-- THE TASK --
Copy out all lines with the word "true" in them.

-- EXTRACTED MATERIAL --

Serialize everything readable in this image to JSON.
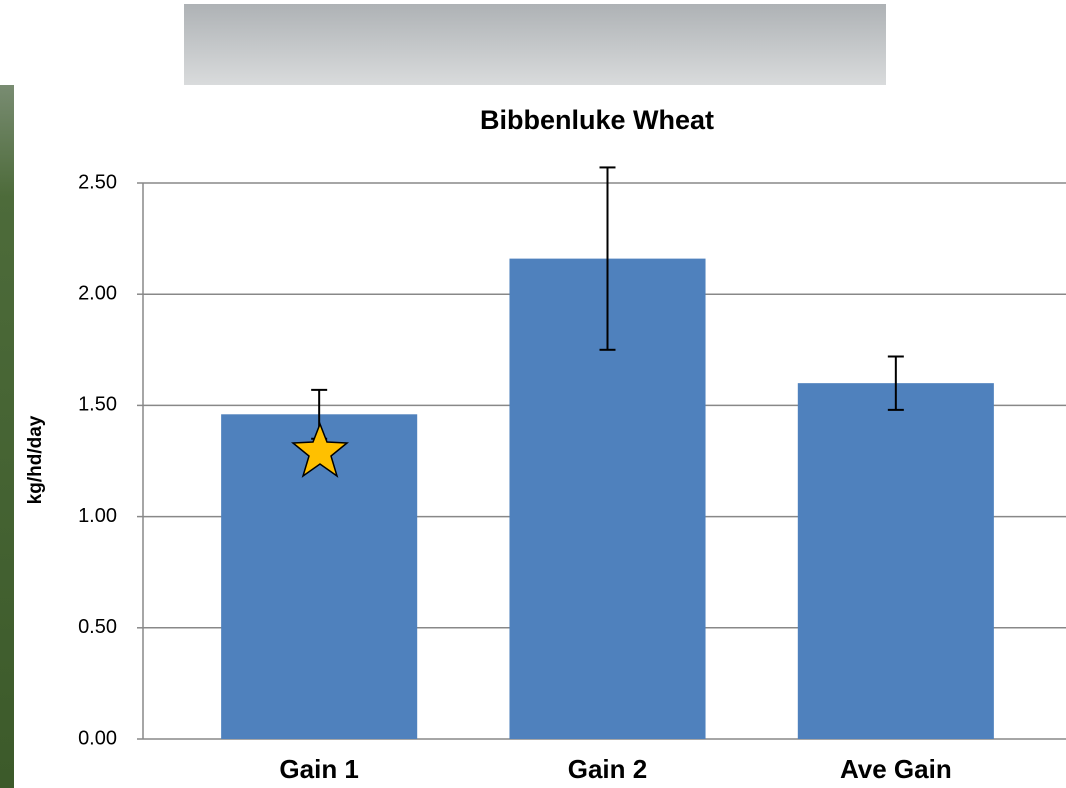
{
  "chart_data": {
    "type": "bar",
    "title": "Bibbenluke Wheat",
    "ylabel": "kg/hd/day",
    "categories": [
      "Gain 1",
      "Gain 2",
      "Ave Gain"
    ],
    "values": [
      1.46,
      2.16,
      1.6
    ],
    "errors": [
      0.11,
      0.41,
      0.12
    ],
    "color": "#4f81bd",
    "ylim": [
      0,
      2.5
    ],
    "yticks": [
      {
        "value": 0,
        "label": "0.00"
      },
      {
        "value": 0.5,
        "label": "0.50"
      },
      {
        "value": 1,
        "label": "1.00"
      },
      {
        "value": 1.5,
        "label": "1.50"
      },
      {
        "value": 2,
        "label": "2.00"
      },
      {
        "value": 2.5,
        "label": "2.50"
      }
    ],
    "grid": true
  }
}
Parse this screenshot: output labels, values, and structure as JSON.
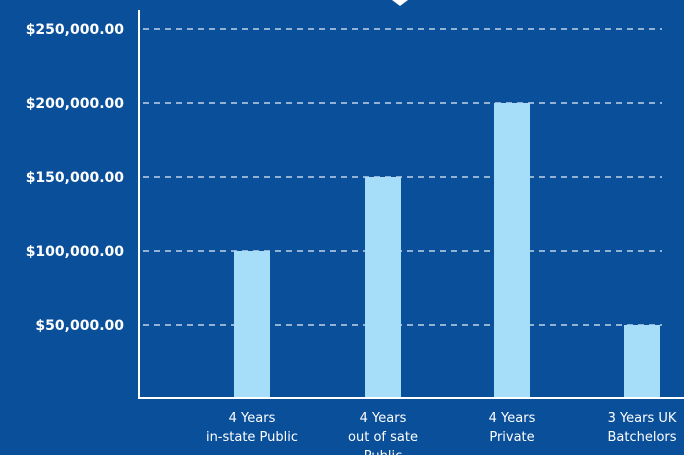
{
  "chart_data": {
    "type": "bar",
    "categories": [
      [
        "4 Years",
        "in-state Public"
      ],
      [
        "4 Years",
        "out of sate",
        "Public"
      ],
      [
        "4 Years",
        "Private"
      ],
      [
        "3 Years UK",
        "Batchelors"
      ]
    ],
    "values": [
      100000,
      150000,
      200000,
      50000
    ],
    "y_ticks": [
      {
        "value": 50000,
        "label": "$50,000.00"
      },
      {
        "value": 100000,
        "label": "$100,000.00"
      },
      {
        "value": 150000,
        "label": "$150,000.00"
      },
      {
        "value": 200000,
        "label": "$200,000.00"
      },
      {
        "value": 250000,
        "label": "$250,000.00"
      }
    ],
    "ylim": [
      0,
      250000
    ],
    "grid": true,
    "title": "",
    "xlabel": "",
    "ylabel": ""
  },
  "colors": {
    "background": "#0a4f9a",
    "bar": "#a6ddf9",
    "axis": "#ffffff",
    "grid": "#ffffff",
    "text": "#ffffff"
  }
}
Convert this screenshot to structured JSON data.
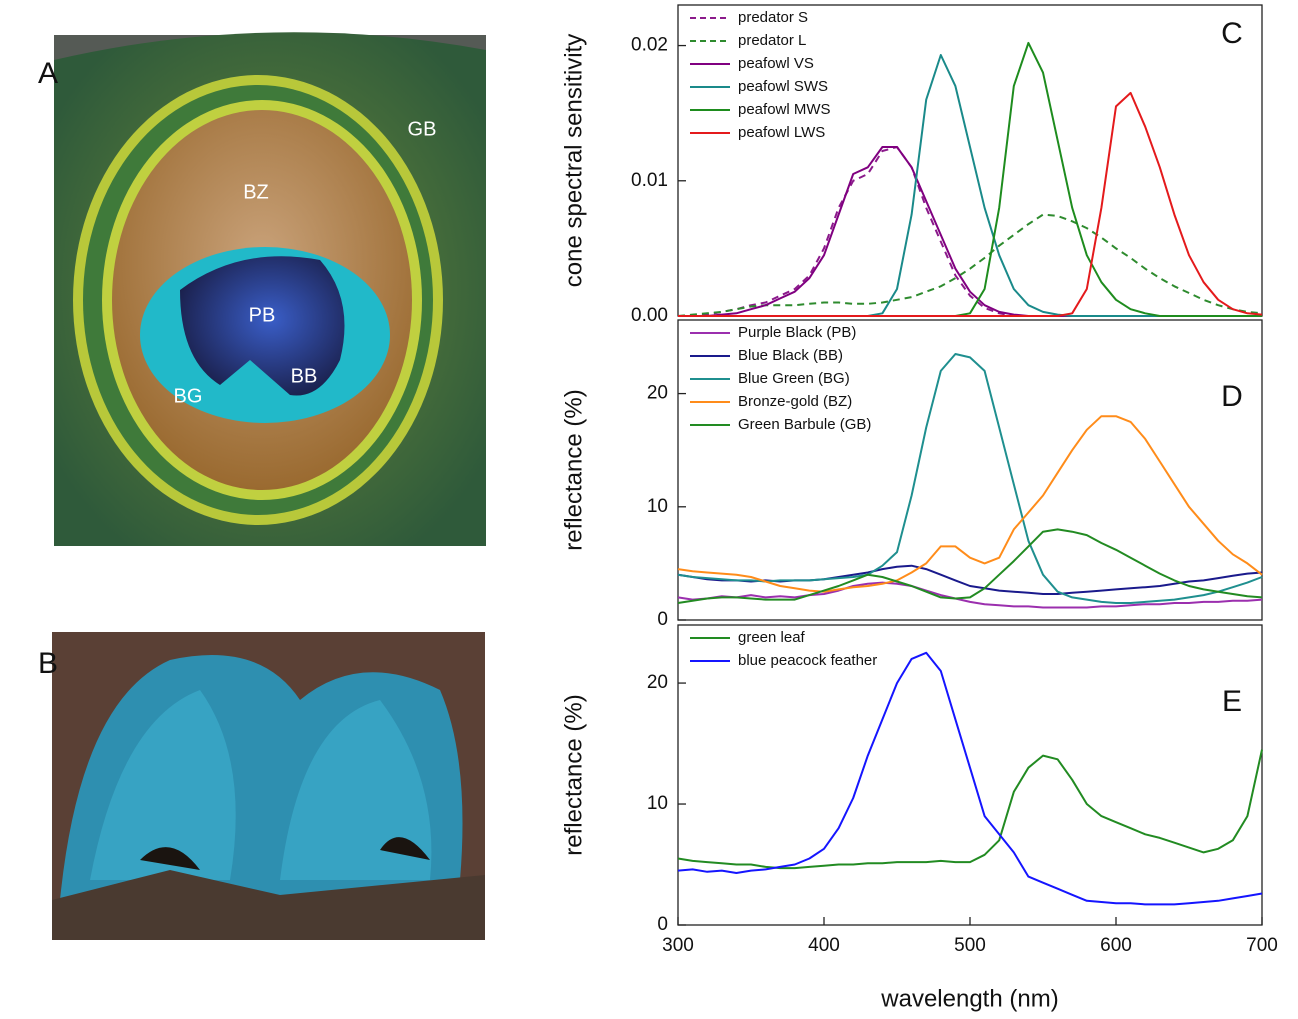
{
  "panels": [
    {
      "label": "A",
      "tags": [
        "GB",
        "BZ",
        "PB",
        "BB",
        "BG"
      ]
    },
    {
      "label": "B"
    }
  ],
  "chart_data": [
    {
      "type": "line",
      "panel_label": "C",
      "ylabel": "cone spectral sensitivity",
      "x": [
        300,
        310,
        320,
        330,
        340,
        350,
        360,
        370,
        380,
        390,
        400,
        410,
        420,
        430,
        440,
        450,
        460,
        470,
        480,
        490,
        500,
        510,
        520,
        530,
        540,
        550,
        560,
        570,
        580,
        590,
        600,
        610,
        620,
        630,
        640,
        650,
        660,
        670,
        680,
        690,
        700
      ],
      "xlim": [
        300,
        700
      ],
      "ylim": [
        0,
        0.023
      ],
      "yticks": [
        {
          "value": 0,
          "label": "0.00"
        },
        0.01,
        0.02
      ],
      "series": [
        {
          "name": "predator S",
          "color": "#8b1a8b",
          "dashed": true,
          "values": [
            0,
            0,
            0.0001,
            0.0003,
            0.0005,
            0.0008,
            0.001,
            0.0015,
            0.002,
            0.003,
            0.005,
            0.008,
            0.01,
            0.0105,
            0.0122,
            0.0125,
            0.011,
            0.008,
            0.0055,
            0.003,
            0.0015,
            0.0006,
            0.0002,
            0,
            0,
            0,
            0,
            0,
            0,
            0,
            0,
            0,
            0,
            0,
            0,
            0,
            0,
            0,
            0,
            0,
            0
          ]
        },
        {
          "name": "predator L",
          "color": "#2e8b2e",
          "dashed": true,
          "values": [
            0,
            0.0001,
            0.0002,
            0.0003,
            0.0005,
            0.0007,
            0.0008,
            0.0008,
            0.0008,
            0.0009,
            0.001,
            0.001,
            0.0009,
            0.0009,
            0.001,
            0.0012,
            0.0014,
            0.0018,
            0.0022,
            0.0028,
            0.0035,
            0.0043,
            0.0052,
            0.006,
            0.0068,
            0.0075,
            0.0074,
            0.007,
            0.0065,
            0.0058,
            0.005,
            0.0043,
            0.0035,
            0.0028,
            0.0022,
            0.0017,
            0.0012,
            0.0008,
            0.0005,
            0.0003,
            0.0002
          ]
        },
        {
          "name": "peafowl VS",
          "color": "#800080",
          "values": [
            0,
            0,
            0,
            0.0001,
            0.0002,
            0.0005,
            0.0008,
            0.0013,
            0.0018,
            0.0028,
            0.0045,
            0.0075,
            0.0105,
            0.011,
            0.0125,
            0.0125,
            0.011,
            0.0085,
            0.006,
            0.0035,
            0.0018,
            0.0008,
            0.0003,
            0.0001,
            0,
            0,
            0,
            0,
            0,
            0,
            0,
            0,
            0,
            0,
            0,
            0,
            0,
            0,
            0,
            0,
            0
          ]
        },
        {
          "name": "peafowl SWS",
          "color": "#1a8a8a",
          "values": [
            0,
            0,
            0,
            0,
            0,
            0,
            0,
            0,
            0,
            0,
            0,
            0,
            0,
            0,
            0.0002,
            0.002,
            0.0075,
            0.016,
            0.0193,
            0.017,
            0.0125,
            0.008,
            0.0045,
            0.002,
            0.0008,
            0.0003,
            0.0001,
            0,
            0,
            0,
            0,
            0,
            0,
            0,
            0,
            0,
            0,
            0,
            0,
            0,
            0
          ]
        },
        {
          "name": "peafowl MWS",
          "color": "#1e8c1e",
          "values": [
            0,
            0,
            0,
            0,
            0,
            0,
            0,
            0,
            0,
            0,
            0,
            0,
            0,
            0,
            0,
            0,
            0,
            0,
            0,
            0,
            0.0002,
            0.002,
            0.008,
            0.017,
            0.0202,
            0.018,
            0.013,
            0.008,
            0.0045,
            0.0025,
            0.0012,
            0.0005,
            0.0002,
            0,
            0,
            0,
            0,
            0,
            0,
            0,
            0
          ]
        },
        {
          "name": "peafowl LWS",
          "color": "#e41a1c",
          "values": [
            0,
            0,
            0,
            0,
            0,
            0,
            0,
            0,
            0,
            0,
            0,
            0,
            0,
            0,
            0,
            0,
            0,
            0,
            0,
            0,
            0,
            0,
            0,
            0,
            0,
            0,
            0,
            0.0002,
            0.002,
            0.008,
            0.0155,
            0.0165,
            0.014,
            0.011,
            0.0075,
            0.0045,
            0.0025,
            0.0012,
            0.0005,
            0.0002,
            0.0001
          ]
        }
      ]
    },
    {
      "type": "line",
      "panel_label": "D",
      "ylabel": "reflectance (%)",
      "x": [
        300,
        310,
        320,
        330,
        340,
        350,
        360,
        370,
        380,
        390,
        400,
        410,
        420,
        430,
        440,
        450,
        460,
        470,
        480,
        490,
        500,
        510,
        520,
        530,
        540,
        550,
        560,
        570,
        580,
        590,
        600,
        610,
        620,
        630,
        640,
        650,
        660,
        670,
        680,
        690,
        700
      ],
      "xlim": [
        300,
        700
      ],
      "ylim": [
        0,
        26.5
      ],
      "yticks": [
        0,
        10,
        20
      ],
      "series": [
        {
          "name": "Purple Black (PB)",
          "color": "#9b2fae",
          "values": [
            2,
            1.8,
            1.9,
            2.1,
            2,
            2.2,
            2,
            2.1,
            2,
            2.2,
            2.3,
            2.6,
            3,
            3.2,
            3.3,
            3.2,
            3,
            2.6,
            2.2,
            1.9,
            1.6,
            1.4,
            1.3,
            1.2,
            1.2,
            1.1,
            1.1,
            1.1,
            1.1,
            1.2,
            1.2,
            1.3,
            1.4,
            1.4,
            1.5,
            1.5,
            1.6,
            1.6,
            1.7,
            1.7,
            1.8
          ]
        },
        {
          "name": "Blue Black (BB)",
          "color": "#1a1a8c",
          "values": [
            4,
            3.8,
            3.6,
            3.5,
            3.5,
            3.4,
            3.5,
            3.4,
            3.5,
            3.5,
            3.6,
            3.8,
            4,
            4.2,
            4.5,
            4.7,
            4.8,
            4.5,
            4,
            3.5,
            3,
            2.8,
            2.6,
            2.5,
            2.4,
            2.3,
            2.3,
            2.4,
            2.5,
            2.6,
            2.7,
            2.8,
            2.9,
            3,
            3.2,
            3.4,
            3.5,
            3.7,
            3.9,
            4.1,
            4.2
          ]
        },
        {
          "name": "Blue Green (BG)",
          "color": "#1f8f8f",
          "values": [
            4,
            3.8,
            3.7,
            3.6,
            3.5,
            3.5,
            3.4,
            3.5,
            3.5,
            3.5,
            3.6,
            3.7,
            3.8,
            4,
            4.8,
            6,
            11,
            17,
            22,
            23.5,
            23.2,
            22,
            17,
            12,
            7,
            4,
            2.5,
            2,
            1.8,
            1.6,
            1.5,
            1.5,
            1.6,
            1.7,
            1.8,
            2,
            2.2,
            2.5,
            2.9,
            3.3,
            3.8
          ]
        },
        {
          "name": "Bronze-gold (BZ)",
          "color": "#ff8c1a",
          "values": [
            4.5,
            4.3,
            4.2,
            4.1,
            4,
            3.8,
            3.4,
            3,
            2.8,
            2.6,
            2.5,
            2.7,
            2.9,
            3,
            3.2,
            3.5,
            4.2,
            5,
            6.5,
            6.5,
            5.5,
            5,
            5.5,
            8,
            9.5,
            11,
            13,
            15,
            16.8,
            18,
            18,
            17.5,
            16,
            14,
            12,
            10,
            8.5,
            7,
            5.8,
            5,
            4
          ]
        },
        {
          "name": "Green Barbule (GB)",
          "color": "#228b22",
          "values": [
            1.5,
            1.7,
            1.9,
            2,
            2,
            1.9,
            1.8,
            1.8,
            1.8,
            2.2,
            2.6,
            3,
            3.5,
            4,
            3.8,
            3.4,
            3,
            2.5,
            2,
            1.9,
            2,
            2.8,
            4,
            5.2,
            6.5,
            7.8,
            8,
            7.8,
            7.5,
            6.8,
            6.2,
            5.5,
            4.8,
            4.1,
            3.5,
            3,
            2.7,
            2.5,
            2.3,
            2.1,
            2
          ]
        }
      ]
    },
    {
      "type": "line",
      "panel_label": "E",
      "ylabel": "reflectance (%)",
      "xlabel": "wavelength (nm)",
      "x": [
        300,
        310,
        320,
        330,
        340,
        350,
        360,
        370,
        380,
        390,
        400,
        410,
        420,
        430,
        440,
        450,
        460,
        470,
        480,
        490,
        500,
        510,
        520,
        530,
        540,
        550,
        560,
        570,
        580,
        590,
        600,
        610,
        620,
        630,
        640,
        650,
        660,
        670,
        680,
        690,
        700
      ],
      "xlim": [
        300,
        700
      ],
      "ylim": [
        0,
        24.8
      ],
      "xticks": [
        300,
        400,
        500,
        600,
        700
      ],
      "yticks": [
        0,
        10,
        20
      ],
      "series": [
        {
          "name": "green leaf",
          "color": "#228b22",
          "values": [
            5.5,
            5.3,
            5.2,
            5.1,
            5,
            5,
            4.8,
            4.7,
            4.7,
            4.8,
            4.9,
            5,
            5,
            5.1,
            5.1,
            5.2,
            5.2,
            5.2,
            5.3,
            5.2,
            5.2,
            5.8,
            7,
            11,
            13,
            14,
            13.7,
            12,
            10,
            9,
            8.5,
            8,
            7.5,
            7.2,
            6.8,
            6.4,
            6,
            6.3,
            7,
            9,
            14.5
          ]
        },
        {
          "name": "blue peacock feather",
          "color": "#1515ff",
          "values": [
            4.5,
            4.6,
            4.4,
            4.5,
            4.3,
            4.5,
            4.6,
            4.8,
            5,
            5.5,
            6.3,
            8,
            10.5,
            14,
            17,
            20,
            22,
            22.5,
            21,
            17,
            13,
            9,
            7.5,
            6,
            4,
            3.5,
            3,
            2.5,
            2,
            1.9,
            1.8,
            1.8,
            1.7,
            1.7,
            1.7,
            1.8,
            1.9,
            2,
            2.2,
            2.4,
            2.6
          ]
        }
      ]
    }
  ]
}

-- COMPLETE ANSWER --
    "grid": true
    "grid": true,
          "dashed": true,
          "dashed": true,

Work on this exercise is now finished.